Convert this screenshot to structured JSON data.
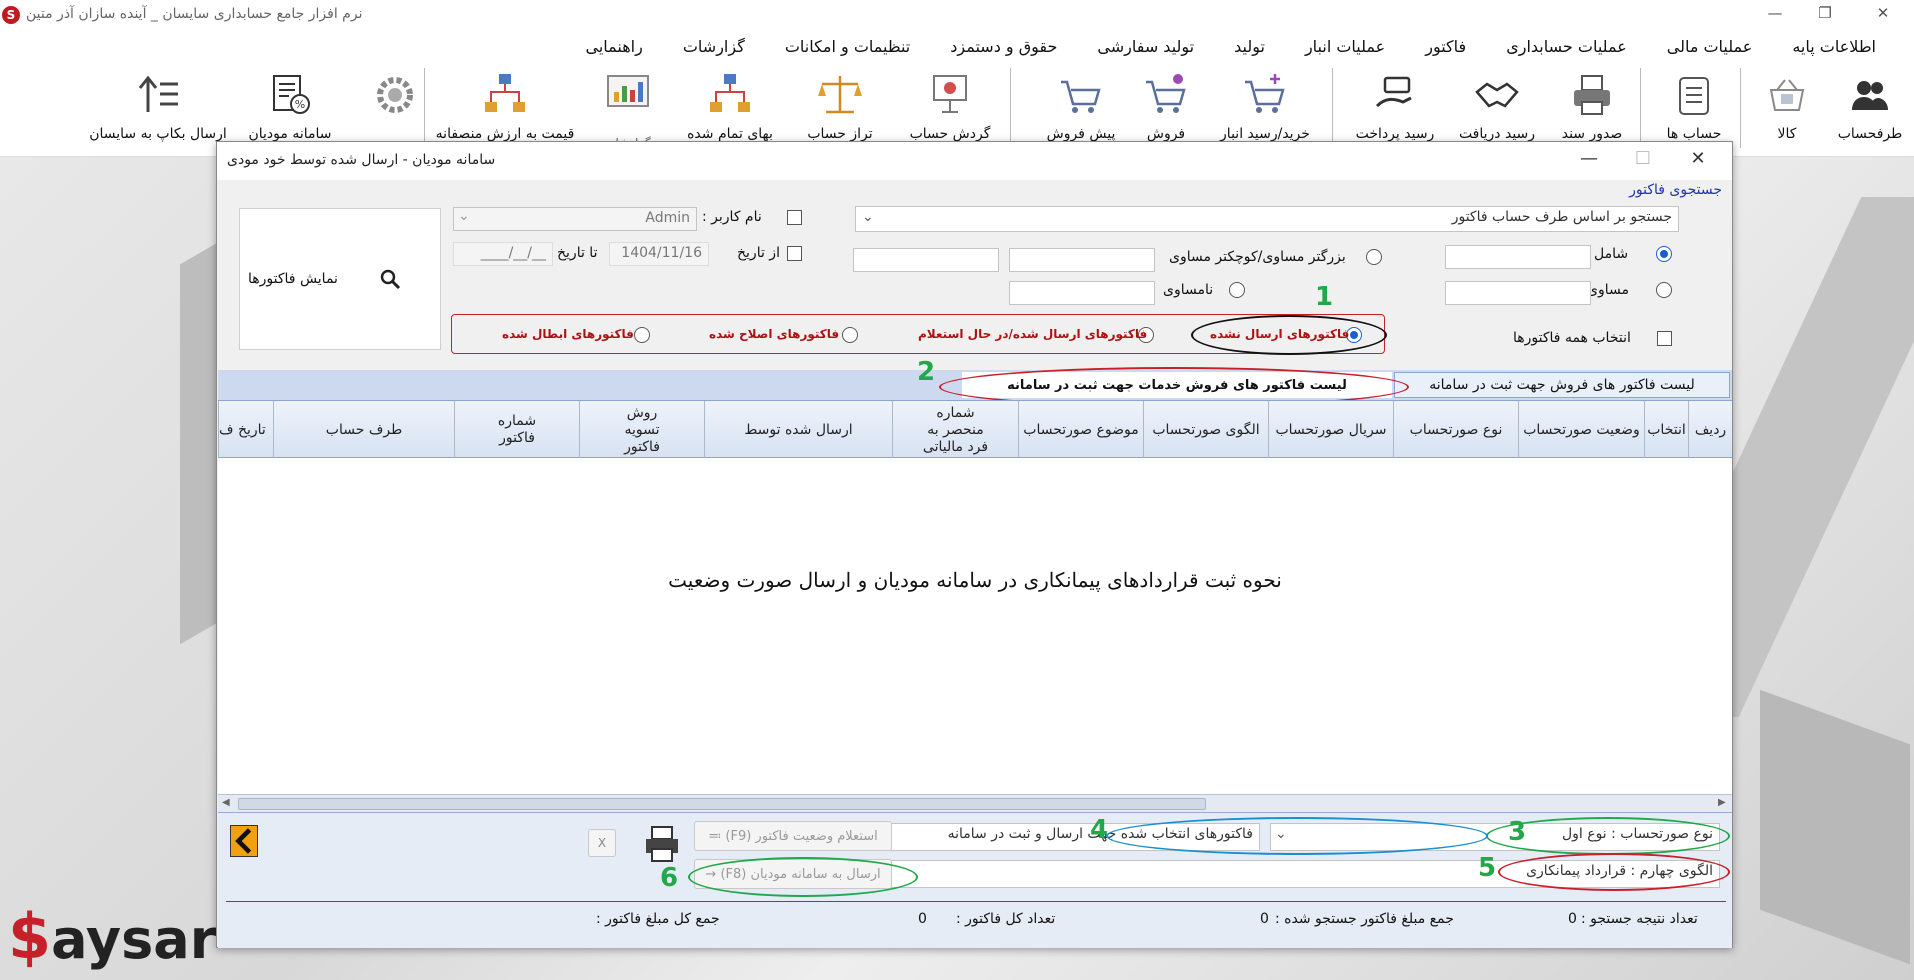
{
  "app": {
    "title": "نرم افزار جامع حسابداری سایسان _ آینده سازان آذر متین",
    "logo": "S"
  },
  "menu": [
    "اطلاعات پایه",
    "عملیات مالی",
    "عملیات حسابداری",
    "فاکتور",
    "عملیات انبار",
    "تولید",
    "تولید سفارشی",
    "حقوق و دستمزد",
    "تنظیمات و امکانات",
    "گزارشات",
    "راهنمایی"
  ],
  "toolbar": [
    {
      "label": "طرفحساب",
      "icon": "people-icon"
    },
    {
      "label": "کالا",
      "icon": "basket-icon"
    },
    {
      "label": "حساب ها",
      "icon": "ledger-icon"
    },
    {
      "label": "صدور سند",
      "icon": "printer-icon"
    },
    {
      "label": "رسید دریافت",
      "icon": "handshake-icon"
    },
    {
      "label": "رسید پرداخت",
      "icon": "hand-money-icon"
    },
    {
      "label": "خرید/رسید انبار",
      "icon": "cart-add-icon"
    },
    {
      "label": "فروش",
      "icon": "cart-remove-icon"
    },
    {
      "label": "پیش  فروش",
      "icon": "cart-icon"
    },
    {
      "label": "گردش حساب",
      "icon": "presentation-icon"
    },
    {
      "label": "تراز حساب",
      "icon": "scale-icon"
    },
    {
      "label": "بهای تمام شده",
      "icon": "network-icon"
    },
    {
      "label": "گزارشات",
      "icon": "report-chart-icon"
    },
    {
      "label": "قیمت به ارزش منصفانه",
      "icon": "network-icon"
    },
    {
      "label": "",
      "icon": "settings-gear-icon"
    },
    {
      "label": "سامانه مودیان",
      "icon": "tax-doc-icon"
    },
    {
      "label": "ارسال بکاپ به سایسان",
      "icon": "upload-icon"
    }
  ],
  "dialog": {
    "title": "سامانه مودیان    -    ارسال شده توسط خود مودی",
    "search_link": "جستجوی فاکتور",
    "search_combo": "جستجو بر اساس طرف حساب فاکتور",
    "radio_includes": "شامل",
    "radio_equal": "مساوی",
    "radio_ge_le": "بزرگتر مساوی/کوچکتر مساوی",
    "radio_not_equal": "نامساوی",
    "username_label": "نام کاربر :",
    "username_value": "Admin",
    "from_date_label": "از تاریخ",
    "from_date_value": "1404/11/16",
    "to_date_label": "تا تاریخ",
    "to_date_value": "__/__/____",
    "show_invoices": "نمایش فاکتورها",
    "select_all": "انتخاب همه فاکتورها",
    "status_options": [
      "فاکتورهای ارسال نشده",
      "فاکتورهای ارسال شده/در حال استعلام",
      "فاکتورهای اصلاح شده",
      "فاکتورهای ابطال شده"
    ],
    "tab_1": "لیست فاکتور های فروش جهت ثبت در سامانه",
    "tab_2": "لیست فاکتور های فروش خدمات جهت ثبت در سامانه",
    "columns": [
      "ردیف",
      "انتخاب",
      "وضعیت صورتحساب",
      "نوع صورتحساب",
      "سریال صورتحساب",
      "الگوی صورتحساب",
      "موضوع صورتحساب",
      "شماره منحصر به فرد مالیاتی",
      "ارسال شده توسط",
      "روش تسویه فاکتور",
      "شماره فاکتور",
      "طرف حساب",
      "تاریخ ف"
    ],
    "overlay_caption": "نحوه ثبت قراردادهای پیمانکاری در سامانه مودیان و ارسال صورت وضعیت",
    "invoice_type": "نوع صورتحساب : نوع اول",
    "invoice_pattern": "الگوی چهارم : قرارداد پیمانکاری",
    "selected_action": "فاکتورهای انتخاب شده جهت ارسال و ثبت در سامانه",
    "btn_inquiry": "استعلام وضعیت فاکتور (F9)",
    "btn_send": "ارسال به سامانه مودیان (F8)",
    "footer": {
      "search_count_label": "تعداد نتیجه جستجو :",
      "search_count": "0",
      "search_sum_label": "جمع مبلغ فاکتور جستجو شده :",
      "search_sum": "0",
      "total_count_label": "تعداد کل فاکتور :",
      "total_count": "0",
      "total_sum_label": "جمع کل مبلغ فاکتور :"
    }
  },
  "annotations": [
    "1",
    "2",
    "3",
    "4",
    "5",
    "6"
  ],
  "watermark": "aysar",
  "colors": {
    "accent_red": "#c8202a",
    "accent_green": "#20a84a",
    "accent_blue": "#1a8fd0"
  }
}
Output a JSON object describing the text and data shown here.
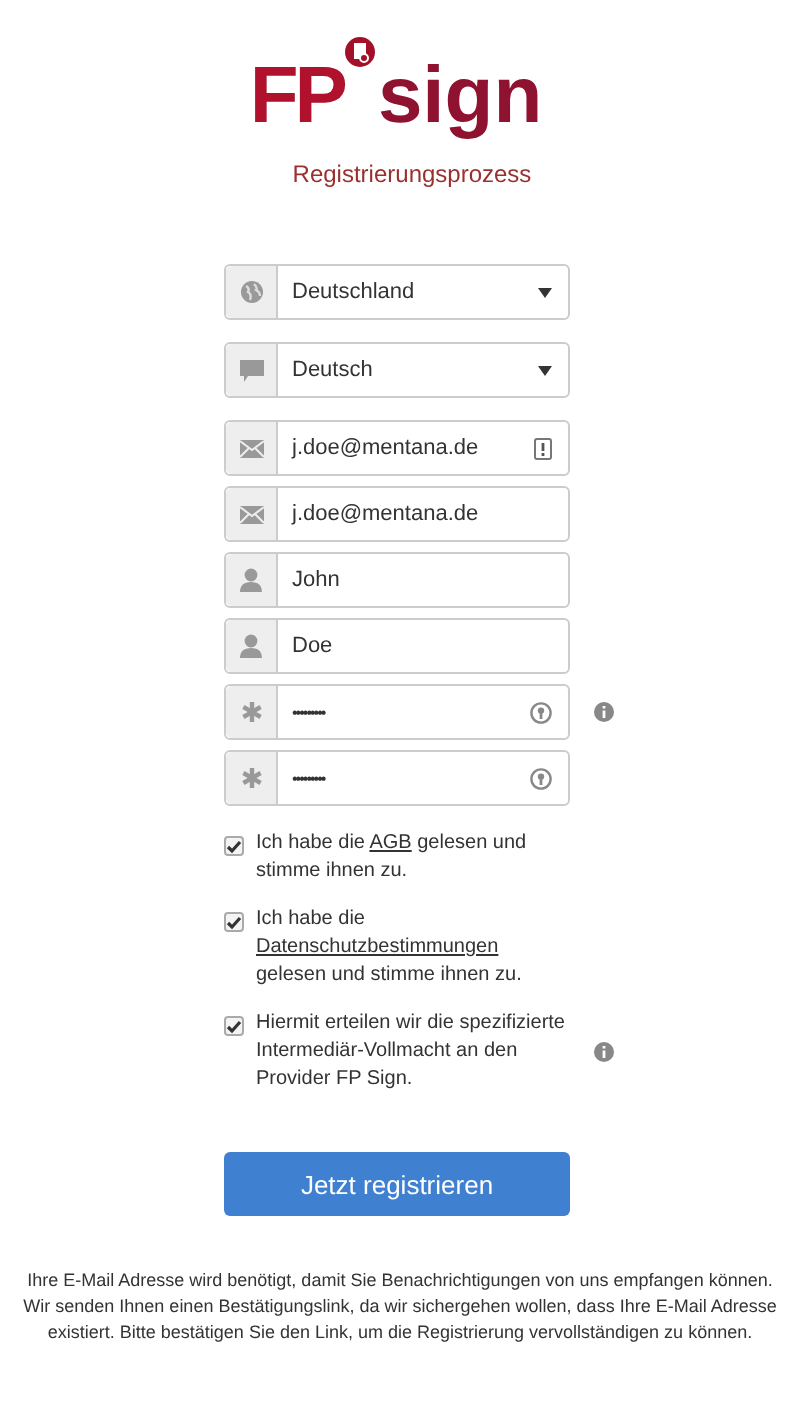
{
  "logo": {
    "brand": "FP",
    "product": "sign"
  },
  "subtitle": "Registrierungsprozess",
  "fields": [
    {
      "kind": "country",
      "value": "Deutschland",
      "flagged": false,
      "info": false
    },
    {
      "kind": "language",
      "value": "Deutsch",
      "flagged": false,
      "info": false
    },
    {
      "kind": "email",
      "value": "j.doe@mentana.de",
      "flagged": true,
      "info": false
    },
    {
      "kind": "email",
      "value": "j.doe@mentana.de",
      "flagged": false,
      "info": false
    },
    {
      "kind": "name",
      "value": "John",
      "flagged": false,
      "info": false
    },
    {
      "kind": "name",
      "value": "Doe",
      "flagged": false,
      "info": false
    },
    {
      "kind": "password",
      "value": "•••••••••",
      "flagged": false,
      "info": true
    },
    {
      "kind": "password",
      "value": "•••••••••",
      "flagged": false,
      "info": false
    }
  ],
  "agreements": [
    {
      "checked": true,
      "before": "Ich habe die",
      "link": "AGB",
      "after": "gelesen und stimme ihnen zu.",
      "info": false
    },
    {
      "checked": true,
      "before": "Ich habe die",
      "link": "Datenschutzbestimmungen",
      "after": "gelesen und stimme ihnen zu.",
      "info": false
    },
    {
      "checked": true,
      "before": "Hiermit erteilen wir die spezifizierte Intermediär-Vollmacht an den Provider FP Sign.",
      "info": true
    }
  ],
  "button": "Jetzt registrieren",
  "note": "Ihre E-Mail Adresse wird benötigt, damit Sie Benachrichtigungen von uns empfangen können. Wir senden Ihnen einen Bestätigungslink, da wir sichergehen wollen, dass Ihre E-Mail Adresse existiert. Bitte bestätigen Sie den Link, um die Registrierung vervollständigen zu können."
}
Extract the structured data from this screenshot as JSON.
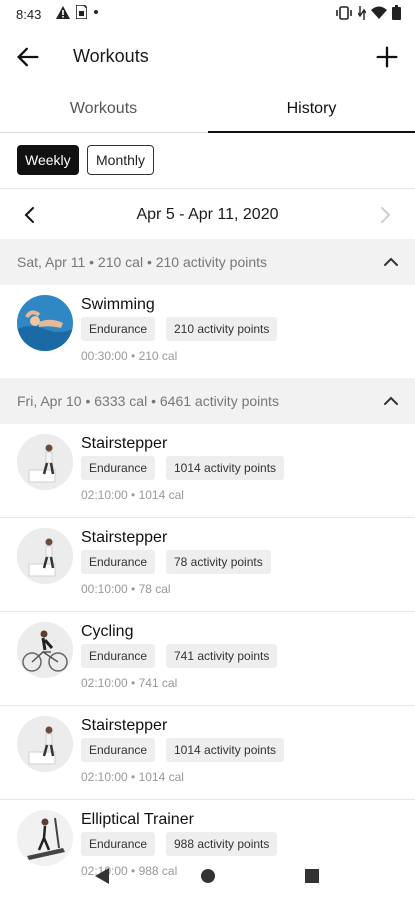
{
  "status_bar": {
    "time": "8:43",
    "left_icons": [
      "warning-icon",
      "sim-icon",
      "dot-icon"
    ],
    "right_icons": [
      "vibrate-icon",
      "data-icon",
      "wifi-icon",
      "battery-icon"
    ]
  },
  "appbar": {
    "title": "Workouts"
  },
  "tabs": [
    {
      "label": "Workouts",
      "selected": false
    },
    {
      "label": "History",
      "selected": true
    }
  ],
  "period": {
    "weekly": "Weekly",
    "monthly": "Monthly",
    "selected": "Weekly"
  },
  "range": {
    "label": "Apr 5 - Apr 11, 2020"
  },
  "days": [
    {
      "header": "Sat, Apr 11 • 210 cal • 210 activity points",
      "items": [
        {
          "name": "Swimming",
          "category": "Endurance",
          "points": "210 activity points",
          "meta": "00:30:00 • 210 cal",
          "icon": "swimming-icon"
        }
      ]
    },
    {
      "header": "Fri, Apr 10 • 6333 cal • 6461 activity points",
      "items": [
        {
          "name": "Stairstepper",
          "category": "Endurance",
          "points": "1014 activity points",
          "meta": "02:10:00 • 1014 cal",
          "icon": "stairstepper-icon"
        },
        {
          "name": "Stairstepper",
          "category": "Endurance",
          "points": "78 activity points",
          "meta": "00:10:00 • 78 cal",
          "icon": "stairstepper-icon"
        },
        {
          "name": "Cycling",
          "category": "Endurance",
          "points": "741 activity points",
          "meta": "02:10:00 • 741 cal",
          "icon": "cycling-icon"
        },
        {
          "name": "Stairstepper",
          "category": "Endurance",
          "points": "1014 activity points",
          "meta": "02:10:00 • 1014 cal",
          "icon": "stairstepper-icon"
        },
        {
          "name": "Elliptical Trainer",
          "category": "Endurance",
          "points": "988 activity points",
          "meta": "02:10:00 • 988 cal",
          "icon": "elliptical-icon"
        }
      ]
    }
  ]
}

What the task asks: Report the number of lines in the listing above that include the word "ارسال", and nothing else.

Output below: 8